Where a line holds the word "Contains", copy that line.
<<<<
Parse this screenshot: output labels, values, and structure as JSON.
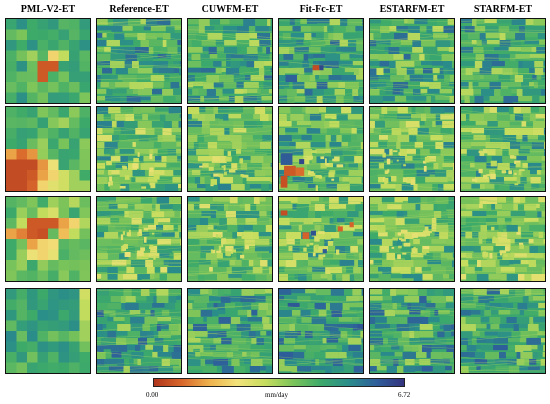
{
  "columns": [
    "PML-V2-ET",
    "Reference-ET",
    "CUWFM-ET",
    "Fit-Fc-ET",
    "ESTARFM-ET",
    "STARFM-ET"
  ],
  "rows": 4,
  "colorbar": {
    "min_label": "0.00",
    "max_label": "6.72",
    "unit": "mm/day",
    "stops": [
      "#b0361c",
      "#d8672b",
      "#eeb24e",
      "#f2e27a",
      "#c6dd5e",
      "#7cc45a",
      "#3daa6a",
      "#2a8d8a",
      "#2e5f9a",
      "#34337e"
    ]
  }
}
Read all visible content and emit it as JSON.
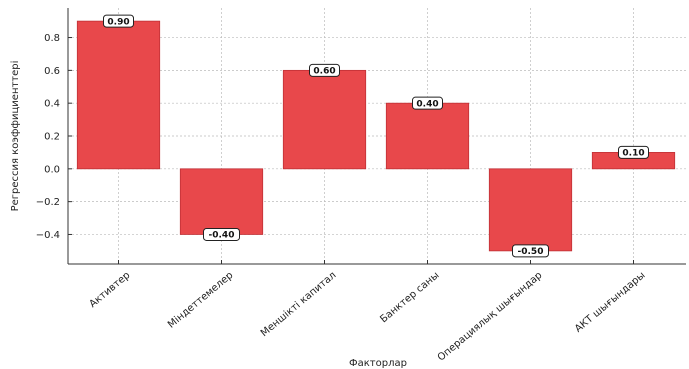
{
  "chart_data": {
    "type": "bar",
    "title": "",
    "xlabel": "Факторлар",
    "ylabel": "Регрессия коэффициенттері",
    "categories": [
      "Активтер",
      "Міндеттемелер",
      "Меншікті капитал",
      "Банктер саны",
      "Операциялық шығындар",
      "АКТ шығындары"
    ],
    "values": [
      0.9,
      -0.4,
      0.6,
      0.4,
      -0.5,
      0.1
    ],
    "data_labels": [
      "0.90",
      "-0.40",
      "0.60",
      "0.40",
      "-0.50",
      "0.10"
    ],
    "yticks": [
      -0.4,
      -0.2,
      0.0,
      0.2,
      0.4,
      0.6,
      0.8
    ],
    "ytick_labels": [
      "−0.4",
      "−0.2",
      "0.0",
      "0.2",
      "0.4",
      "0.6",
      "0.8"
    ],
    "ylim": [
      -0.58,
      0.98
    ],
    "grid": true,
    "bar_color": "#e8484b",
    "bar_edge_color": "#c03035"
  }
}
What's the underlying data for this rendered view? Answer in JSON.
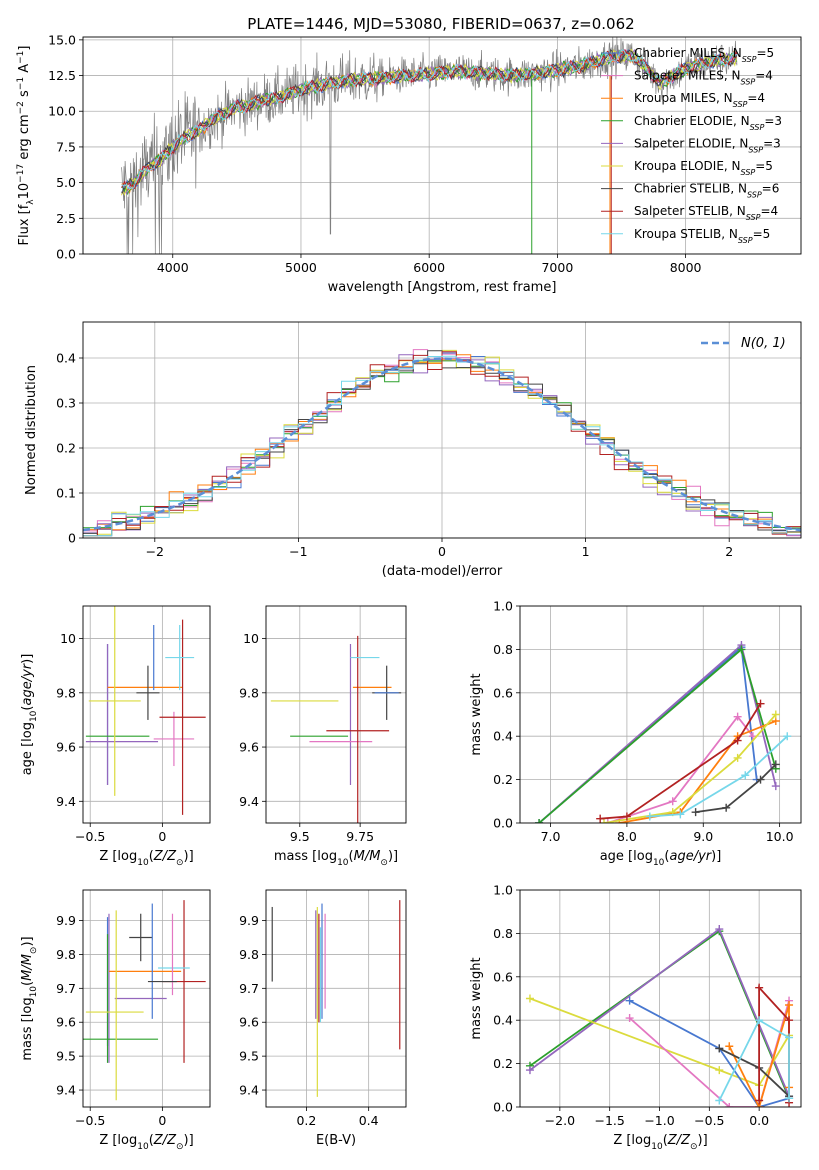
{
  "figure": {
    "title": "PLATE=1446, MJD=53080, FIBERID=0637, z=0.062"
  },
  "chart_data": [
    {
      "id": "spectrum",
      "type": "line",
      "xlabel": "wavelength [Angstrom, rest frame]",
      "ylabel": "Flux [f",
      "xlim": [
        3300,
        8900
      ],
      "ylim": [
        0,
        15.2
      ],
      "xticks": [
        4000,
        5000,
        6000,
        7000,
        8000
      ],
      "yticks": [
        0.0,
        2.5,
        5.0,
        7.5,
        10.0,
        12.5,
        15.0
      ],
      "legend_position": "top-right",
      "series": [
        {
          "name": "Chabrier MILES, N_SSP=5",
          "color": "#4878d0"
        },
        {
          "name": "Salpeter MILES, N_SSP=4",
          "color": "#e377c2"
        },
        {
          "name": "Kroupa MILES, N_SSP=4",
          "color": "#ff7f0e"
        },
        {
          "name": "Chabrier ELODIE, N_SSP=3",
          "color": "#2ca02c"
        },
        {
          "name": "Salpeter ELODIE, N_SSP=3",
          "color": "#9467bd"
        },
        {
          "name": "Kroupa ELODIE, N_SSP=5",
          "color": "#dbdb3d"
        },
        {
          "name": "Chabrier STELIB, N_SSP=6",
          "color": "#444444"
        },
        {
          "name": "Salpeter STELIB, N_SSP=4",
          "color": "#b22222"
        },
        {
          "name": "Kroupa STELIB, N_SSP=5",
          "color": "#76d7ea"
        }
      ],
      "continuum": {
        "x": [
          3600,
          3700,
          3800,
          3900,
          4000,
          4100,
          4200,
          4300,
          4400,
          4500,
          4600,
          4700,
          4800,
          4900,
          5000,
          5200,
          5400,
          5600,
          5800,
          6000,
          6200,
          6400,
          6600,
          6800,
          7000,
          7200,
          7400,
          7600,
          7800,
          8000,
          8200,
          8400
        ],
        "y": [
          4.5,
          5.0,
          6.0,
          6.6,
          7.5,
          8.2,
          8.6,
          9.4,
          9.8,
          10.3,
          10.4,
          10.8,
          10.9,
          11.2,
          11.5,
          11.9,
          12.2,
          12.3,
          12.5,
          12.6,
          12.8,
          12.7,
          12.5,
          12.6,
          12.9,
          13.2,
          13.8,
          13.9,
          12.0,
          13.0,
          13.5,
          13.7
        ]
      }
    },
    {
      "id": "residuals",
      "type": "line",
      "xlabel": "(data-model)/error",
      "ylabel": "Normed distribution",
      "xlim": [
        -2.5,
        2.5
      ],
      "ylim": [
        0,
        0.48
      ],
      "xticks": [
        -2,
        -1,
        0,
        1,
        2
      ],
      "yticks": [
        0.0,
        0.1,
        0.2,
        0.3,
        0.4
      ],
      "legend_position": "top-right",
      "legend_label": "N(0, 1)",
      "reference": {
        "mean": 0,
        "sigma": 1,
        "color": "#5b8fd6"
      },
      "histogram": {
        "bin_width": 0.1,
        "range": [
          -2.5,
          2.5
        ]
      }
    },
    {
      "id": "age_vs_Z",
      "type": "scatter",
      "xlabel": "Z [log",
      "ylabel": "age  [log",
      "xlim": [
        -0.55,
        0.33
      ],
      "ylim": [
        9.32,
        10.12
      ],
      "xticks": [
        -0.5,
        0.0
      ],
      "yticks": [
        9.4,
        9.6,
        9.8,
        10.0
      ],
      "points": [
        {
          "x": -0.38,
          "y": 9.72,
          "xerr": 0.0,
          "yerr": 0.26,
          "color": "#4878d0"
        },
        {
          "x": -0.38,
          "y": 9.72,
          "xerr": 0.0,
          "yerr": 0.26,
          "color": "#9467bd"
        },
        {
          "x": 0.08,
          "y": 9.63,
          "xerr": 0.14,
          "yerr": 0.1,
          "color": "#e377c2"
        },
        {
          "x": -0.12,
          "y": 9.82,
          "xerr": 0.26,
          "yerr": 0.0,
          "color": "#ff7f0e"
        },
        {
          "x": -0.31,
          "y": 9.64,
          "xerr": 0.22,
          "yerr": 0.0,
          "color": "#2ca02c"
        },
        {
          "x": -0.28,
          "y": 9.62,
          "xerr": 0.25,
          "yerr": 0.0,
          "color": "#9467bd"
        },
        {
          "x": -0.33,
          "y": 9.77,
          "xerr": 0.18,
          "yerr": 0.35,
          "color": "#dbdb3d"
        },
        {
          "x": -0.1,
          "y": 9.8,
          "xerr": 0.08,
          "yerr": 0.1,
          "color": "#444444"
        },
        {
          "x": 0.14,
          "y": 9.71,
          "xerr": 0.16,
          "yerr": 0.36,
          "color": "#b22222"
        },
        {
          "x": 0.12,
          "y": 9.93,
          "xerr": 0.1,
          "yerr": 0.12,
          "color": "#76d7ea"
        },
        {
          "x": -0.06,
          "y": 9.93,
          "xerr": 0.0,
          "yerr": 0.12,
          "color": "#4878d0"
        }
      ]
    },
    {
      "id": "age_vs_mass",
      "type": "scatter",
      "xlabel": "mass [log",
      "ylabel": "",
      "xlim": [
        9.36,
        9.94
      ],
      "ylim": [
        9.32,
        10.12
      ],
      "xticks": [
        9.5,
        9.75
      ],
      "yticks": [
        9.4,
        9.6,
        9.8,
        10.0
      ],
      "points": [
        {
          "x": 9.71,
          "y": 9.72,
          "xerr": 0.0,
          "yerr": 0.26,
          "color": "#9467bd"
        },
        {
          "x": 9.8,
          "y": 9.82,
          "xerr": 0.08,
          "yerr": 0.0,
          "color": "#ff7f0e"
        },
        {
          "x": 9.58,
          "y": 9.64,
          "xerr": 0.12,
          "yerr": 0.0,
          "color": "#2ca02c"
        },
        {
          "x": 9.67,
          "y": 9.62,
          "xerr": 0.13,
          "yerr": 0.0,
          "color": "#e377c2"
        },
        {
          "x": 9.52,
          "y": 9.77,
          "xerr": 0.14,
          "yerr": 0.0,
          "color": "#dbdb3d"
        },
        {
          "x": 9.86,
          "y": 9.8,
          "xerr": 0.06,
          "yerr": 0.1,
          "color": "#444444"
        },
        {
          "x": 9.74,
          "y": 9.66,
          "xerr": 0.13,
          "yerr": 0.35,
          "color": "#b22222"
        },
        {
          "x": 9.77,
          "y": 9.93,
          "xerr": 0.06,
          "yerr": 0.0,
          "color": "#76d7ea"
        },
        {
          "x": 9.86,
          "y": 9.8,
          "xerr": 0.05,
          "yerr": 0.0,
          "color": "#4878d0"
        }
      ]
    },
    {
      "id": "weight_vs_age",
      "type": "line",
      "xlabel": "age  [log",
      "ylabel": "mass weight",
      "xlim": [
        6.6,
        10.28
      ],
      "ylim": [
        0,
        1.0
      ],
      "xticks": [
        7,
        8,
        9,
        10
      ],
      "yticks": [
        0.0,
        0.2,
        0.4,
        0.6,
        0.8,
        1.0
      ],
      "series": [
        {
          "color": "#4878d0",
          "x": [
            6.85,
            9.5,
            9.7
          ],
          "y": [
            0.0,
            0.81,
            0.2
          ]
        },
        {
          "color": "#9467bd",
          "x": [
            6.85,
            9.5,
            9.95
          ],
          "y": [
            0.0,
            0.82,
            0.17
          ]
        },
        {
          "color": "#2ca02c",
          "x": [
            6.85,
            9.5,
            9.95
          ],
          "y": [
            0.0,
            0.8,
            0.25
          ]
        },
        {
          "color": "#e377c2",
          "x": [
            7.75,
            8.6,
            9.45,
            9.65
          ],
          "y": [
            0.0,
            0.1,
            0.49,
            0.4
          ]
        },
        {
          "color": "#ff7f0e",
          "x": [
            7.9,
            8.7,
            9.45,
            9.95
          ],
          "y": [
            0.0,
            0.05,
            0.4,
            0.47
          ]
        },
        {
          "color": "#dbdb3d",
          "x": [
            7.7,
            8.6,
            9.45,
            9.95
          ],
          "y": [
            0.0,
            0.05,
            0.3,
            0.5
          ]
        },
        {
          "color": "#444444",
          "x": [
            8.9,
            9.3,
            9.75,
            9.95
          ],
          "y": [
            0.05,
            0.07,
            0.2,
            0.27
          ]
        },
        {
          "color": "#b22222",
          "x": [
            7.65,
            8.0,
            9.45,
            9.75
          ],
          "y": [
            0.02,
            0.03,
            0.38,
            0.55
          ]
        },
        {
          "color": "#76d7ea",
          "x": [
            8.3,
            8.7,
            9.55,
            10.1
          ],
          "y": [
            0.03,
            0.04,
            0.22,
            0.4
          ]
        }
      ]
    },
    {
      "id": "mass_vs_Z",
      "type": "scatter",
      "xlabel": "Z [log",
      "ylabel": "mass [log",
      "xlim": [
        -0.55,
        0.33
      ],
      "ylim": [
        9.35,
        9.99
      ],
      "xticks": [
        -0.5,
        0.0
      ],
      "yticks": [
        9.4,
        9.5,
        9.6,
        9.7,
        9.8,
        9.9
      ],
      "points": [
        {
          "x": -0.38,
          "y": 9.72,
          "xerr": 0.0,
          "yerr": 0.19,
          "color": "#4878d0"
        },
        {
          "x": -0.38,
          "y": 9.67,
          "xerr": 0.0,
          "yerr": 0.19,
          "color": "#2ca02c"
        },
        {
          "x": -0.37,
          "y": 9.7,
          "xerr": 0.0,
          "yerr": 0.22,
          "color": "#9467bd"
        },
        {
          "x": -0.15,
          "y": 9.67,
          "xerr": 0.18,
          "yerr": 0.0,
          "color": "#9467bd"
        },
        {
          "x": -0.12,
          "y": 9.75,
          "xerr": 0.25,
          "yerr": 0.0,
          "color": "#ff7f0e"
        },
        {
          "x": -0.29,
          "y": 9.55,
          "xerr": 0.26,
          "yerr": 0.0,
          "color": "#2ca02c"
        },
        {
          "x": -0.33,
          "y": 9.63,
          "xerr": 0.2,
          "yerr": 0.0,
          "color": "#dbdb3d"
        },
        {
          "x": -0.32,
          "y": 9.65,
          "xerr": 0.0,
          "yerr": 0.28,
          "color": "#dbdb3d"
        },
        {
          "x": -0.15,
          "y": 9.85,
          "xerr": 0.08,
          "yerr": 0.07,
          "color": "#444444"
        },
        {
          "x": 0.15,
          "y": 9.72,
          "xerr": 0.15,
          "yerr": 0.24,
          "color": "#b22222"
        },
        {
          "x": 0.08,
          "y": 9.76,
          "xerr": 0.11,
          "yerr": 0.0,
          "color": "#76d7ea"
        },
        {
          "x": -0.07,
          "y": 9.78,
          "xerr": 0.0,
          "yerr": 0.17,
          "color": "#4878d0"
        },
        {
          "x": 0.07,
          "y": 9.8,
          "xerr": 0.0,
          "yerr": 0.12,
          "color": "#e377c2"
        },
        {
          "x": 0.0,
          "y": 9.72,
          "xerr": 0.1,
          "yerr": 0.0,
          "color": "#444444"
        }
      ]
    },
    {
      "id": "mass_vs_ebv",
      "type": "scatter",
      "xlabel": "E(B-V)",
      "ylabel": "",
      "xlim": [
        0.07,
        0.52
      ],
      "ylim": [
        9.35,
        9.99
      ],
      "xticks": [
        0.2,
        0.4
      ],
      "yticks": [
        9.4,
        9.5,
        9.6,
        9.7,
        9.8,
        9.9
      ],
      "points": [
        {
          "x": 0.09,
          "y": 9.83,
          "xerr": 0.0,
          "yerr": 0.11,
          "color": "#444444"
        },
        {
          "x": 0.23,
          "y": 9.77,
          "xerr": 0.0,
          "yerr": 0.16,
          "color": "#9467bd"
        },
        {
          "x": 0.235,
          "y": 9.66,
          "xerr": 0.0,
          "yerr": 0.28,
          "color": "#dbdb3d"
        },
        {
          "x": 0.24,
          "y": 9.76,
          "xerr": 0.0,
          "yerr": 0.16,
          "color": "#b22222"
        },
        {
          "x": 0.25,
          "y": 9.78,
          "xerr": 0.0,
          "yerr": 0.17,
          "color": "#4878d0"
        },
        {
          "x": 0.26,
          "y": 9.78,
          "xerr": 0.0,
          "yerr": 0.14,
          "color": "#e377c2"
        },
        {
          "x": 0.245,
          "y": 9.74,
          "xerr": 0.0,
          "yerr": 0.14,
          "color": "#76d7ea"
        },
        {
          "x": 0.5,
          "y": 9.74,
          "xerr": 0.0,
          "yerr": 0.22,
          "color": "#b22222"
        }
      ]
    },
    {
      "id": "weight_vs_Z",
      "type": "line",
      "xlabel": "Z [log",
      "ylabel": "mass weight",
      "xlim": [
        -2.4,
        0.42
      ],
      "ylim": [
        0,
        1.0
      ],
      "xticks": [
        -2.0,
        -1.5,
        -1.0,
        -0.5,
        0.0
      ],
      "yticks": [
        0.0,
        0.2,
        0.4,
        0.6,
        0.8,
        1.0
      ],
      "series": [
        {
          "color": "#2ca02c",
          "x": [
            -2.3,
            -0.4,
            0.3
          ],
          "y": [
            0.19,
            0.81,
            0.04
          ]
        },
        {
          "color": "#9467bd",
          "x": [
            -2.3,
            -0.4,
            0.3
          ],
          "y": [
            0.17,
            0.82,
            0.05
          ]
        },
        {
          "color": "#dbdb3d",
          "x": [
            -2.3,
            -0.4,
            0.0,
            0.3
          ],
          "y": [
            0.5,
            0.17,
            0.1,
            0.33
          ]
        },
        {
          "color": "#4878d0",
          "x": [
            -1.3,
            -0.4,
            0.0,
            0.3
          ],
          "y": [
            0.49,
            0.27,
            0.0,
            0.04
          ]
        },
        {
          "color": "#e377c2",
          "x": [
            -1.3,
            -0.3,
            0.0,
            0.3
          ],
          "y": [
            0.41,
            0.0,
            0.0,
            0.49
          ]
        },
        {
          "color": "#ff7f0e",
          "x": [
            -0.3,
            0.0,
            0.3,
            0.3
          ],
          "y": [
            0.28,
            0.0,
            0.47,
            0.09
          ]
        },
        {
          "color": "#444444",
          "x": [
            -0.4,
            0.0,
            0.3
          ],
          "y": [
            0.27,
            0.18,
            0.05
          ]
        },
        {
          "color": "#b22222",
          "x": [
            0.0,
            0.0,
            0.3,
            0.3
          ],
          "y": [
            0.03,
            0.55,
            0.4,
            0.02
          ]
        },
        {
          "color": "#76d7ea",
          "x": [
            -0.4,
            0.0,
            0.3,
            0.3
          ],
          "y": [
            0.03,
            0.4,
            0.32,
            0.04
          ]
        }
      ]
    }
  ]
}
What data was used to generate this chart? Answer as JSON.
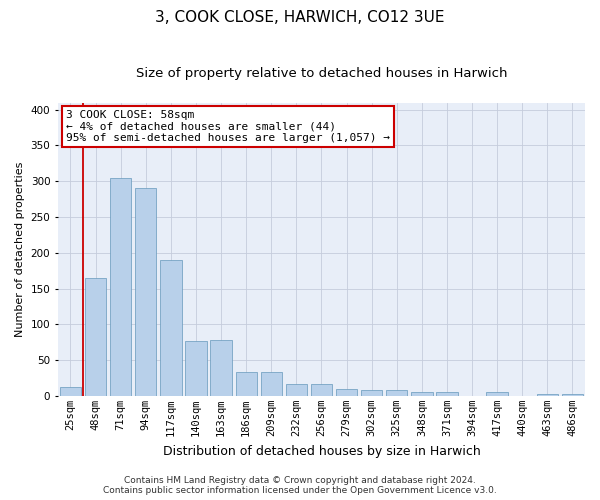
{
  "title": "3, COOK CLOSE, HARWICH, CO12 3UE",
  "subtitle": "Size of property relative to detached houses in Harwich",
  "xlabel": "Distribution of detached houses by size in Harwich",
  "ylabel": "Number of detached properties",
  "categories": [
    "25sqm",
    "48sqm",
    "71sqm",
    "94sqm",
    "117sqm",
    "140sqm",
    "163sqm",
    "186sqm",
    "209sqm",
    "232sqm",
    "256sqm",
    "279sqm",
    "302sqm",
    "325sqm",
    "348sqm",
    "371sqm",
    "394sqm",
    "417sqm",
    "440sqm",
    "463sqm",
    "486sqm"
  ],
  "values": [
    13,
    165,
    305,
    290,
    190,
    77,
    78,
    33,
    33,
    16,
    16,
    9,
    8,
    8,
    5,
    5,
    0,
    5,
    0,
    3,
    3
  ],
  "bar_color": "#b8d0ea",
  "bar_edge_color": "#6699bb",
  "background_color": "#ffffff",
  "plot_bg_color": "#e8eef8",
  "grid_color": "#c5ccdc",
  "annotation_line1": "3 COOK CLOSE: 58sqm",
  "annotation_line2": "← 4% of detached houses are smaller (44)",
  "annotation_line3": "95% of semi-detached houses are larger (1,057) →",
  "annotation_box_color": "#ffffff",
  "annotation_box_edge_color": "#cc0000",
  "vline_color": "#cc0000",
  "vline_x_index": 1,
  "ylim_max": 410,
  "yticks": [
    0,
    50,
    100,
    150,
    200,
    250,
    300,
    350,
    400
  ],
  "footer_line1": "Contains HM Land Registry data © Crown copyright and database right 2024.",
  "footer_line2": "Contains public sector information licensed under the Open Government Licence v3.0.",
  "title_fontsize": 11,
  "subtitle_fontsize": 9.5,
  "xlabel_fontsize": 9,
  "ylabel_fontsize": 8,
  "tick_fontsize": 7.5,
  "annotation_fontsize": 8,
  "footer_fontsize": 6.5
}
>>>>
(WORKED SOLUTION)
  "footer_line1": "Contains HM Land Registry data © Crown copyright and database right 2024.",
  "footer_line2": "Contains public sector information licensed under the Open Government Licence v3.0.",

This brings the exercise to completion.